→ Data extract:
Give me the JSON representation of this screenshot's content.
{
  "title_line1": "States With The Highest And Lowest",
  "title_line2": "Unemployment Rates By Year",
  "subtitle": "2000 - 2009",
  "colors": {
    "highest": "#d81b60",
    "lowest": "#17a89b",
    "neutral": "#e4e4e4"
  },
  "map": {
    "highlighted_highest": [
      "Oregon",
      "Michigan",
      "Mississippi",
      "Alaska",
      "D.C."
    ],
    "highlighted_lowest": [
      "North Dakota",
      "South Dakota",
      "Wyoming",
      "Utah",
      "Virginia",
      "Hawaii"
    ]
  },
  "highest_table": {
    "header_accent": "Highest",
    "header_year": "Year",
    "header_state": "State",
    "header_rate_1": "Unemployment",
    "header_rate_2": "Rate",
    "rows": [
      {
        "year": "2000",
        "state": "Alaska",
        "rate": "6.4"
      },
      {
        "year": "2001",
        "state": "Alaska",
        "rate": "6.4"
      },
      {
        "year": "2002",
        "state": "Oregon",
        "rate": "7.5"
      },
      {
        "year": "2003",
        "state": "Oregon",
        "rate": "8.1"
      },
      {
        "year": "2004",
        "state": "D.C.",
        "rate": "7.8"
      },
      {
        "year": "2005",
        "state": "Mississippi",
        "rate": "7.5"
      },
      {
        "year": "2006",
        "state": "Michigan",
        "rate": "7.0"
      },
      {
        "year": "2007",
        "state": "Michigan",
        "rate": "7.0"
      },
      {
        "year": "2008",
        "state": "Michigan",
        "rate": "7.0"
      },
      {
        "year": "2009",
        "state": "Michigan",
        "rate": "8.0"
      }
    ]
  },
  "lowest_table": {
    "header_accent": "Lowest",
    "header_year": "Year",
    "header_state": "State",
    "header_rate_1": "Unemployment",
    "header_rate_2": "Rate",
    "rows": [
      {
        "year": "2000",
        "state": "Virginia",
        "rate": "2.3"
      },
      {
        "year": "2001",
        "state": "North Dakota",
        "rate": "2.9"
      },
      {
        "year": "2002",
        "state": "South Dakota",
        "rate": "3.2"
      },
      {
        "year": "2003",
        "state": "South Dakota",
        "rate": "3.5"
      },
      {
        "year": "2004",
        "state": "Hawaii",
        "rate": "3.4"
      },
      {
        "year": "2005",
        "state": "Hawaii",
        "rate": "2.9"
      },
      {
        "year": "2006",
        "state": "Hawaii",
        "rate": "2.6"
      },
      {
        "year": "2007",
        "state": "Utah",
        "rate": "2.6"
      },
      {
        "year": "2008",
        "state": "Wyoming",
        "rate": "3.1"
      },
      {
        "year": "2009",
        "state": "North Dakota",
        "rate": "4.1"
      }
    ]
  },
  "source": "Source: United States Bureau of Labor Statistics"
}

→ To do:
All of the entries above need to be reproduced exactly.

→ Reply to the task:
Give me the JSON representation of this screenshot's content.
{
  "title_line1": "States With The Highest And Lowest",
  "title_line2": "Unemployment Rates By Year",
  "subtitle": "2000 - 2009",
  "colors": {
    "highest": "#d81b60",
    "lowest": "#17a89b",
    "neutral": "#e4e4e4"
  },
  "map": {
    "highlighted_highest": [
      "Oregon",
      "Michigan",
      "Mississippi",
      "Alaska",
      "D.C."
    ],
    "highlighted_lowest": [
      "North Dakota",
      "South Dakota",
      "Wyoming",
      "Utah",
      "Virginia",
      "Hawaii"
    ]
  },
  "highest_table": {
    "header_accent": "Highest",
    "header_year": "Year",
    "header_state": "State",
    "header_rate_1": "Unemployment",
    "header_rate_2": "Rate",
    "rows": [
      {
        "year": "2000",
        "state": "Alaska",
        "rate": "6.4"
      },
      {
        "year": "2001",
        "state": "Alaska",
        "rate": "6.4"
      },
      {
        "year": "2002",
        "state": "Oregon",
        "rate": "7.5"
      },
      {
        "year": "2003",
        "state": "Oregon",
        "rate": "8.1"
      },
      {
        "year": "2004",
        "state": "D.C.",
        "rate": "7.8"
      },
      {
        "year": "2005",
        "state": "Mississippi",
        "rate": "7.5"
      },
      {
        "year": "2006",
        "state": "Michigan",
        "rate": "7.0"
      },
      {
        "year": "2007",
        "state": "Michigan",
        "rate": "7.0"
      },
      {
        "year": "2008",
        "state": "Michigan",
        "rate": "7.0"
      },
      {
        "year": "2009",
        "state": "Michigan",
        "rate": "8.0"
      }
    ]
  },
  "lowest_table": {
    "header_accent": "Lowest",
    "header_year": "Year",
    "header_state": "State",
    "header_rate_1": "Unemployment",
    "header_rate_2": "Rate",
    "rows": [
      {
        "year": "2000",
        "state": "Virginia",
        "rate": "2.3"
      },
      {
        "year": "2001",
        "state": "North Dakota",
        "rate": "2.9"
      },
      {
        "year": "2002",
        "state": "South Dakota",
        "rate": "3.2"
      },
      {
        "year": "2003",
        "state": "South Dakota",
        "rate": "3.5"
      },
      {
        "year": "2004",
        "state": "Hawaii",
        "rate": "3.4"
      },
      {
        "year": "2005",
        "state": "Hawaii",
        "rate": "2.9"
      },
      {
        "year": "2006",
        "state": "Hawaii",
        "rate": "2.6"
      },
      {
        "year": "2007",
        "state": "Utah",
        "rate": "2.6"
      },
      {
        "year": "2008",
        "state": "Wyoming",
        "rate": "3.1"
      },
      {
        "year": "2009",
        "state": "North Dakota",
        "rate": "4.1"
      }
    ]
  },
  "source": "Source: United States Bureau of Labor Statistics"
}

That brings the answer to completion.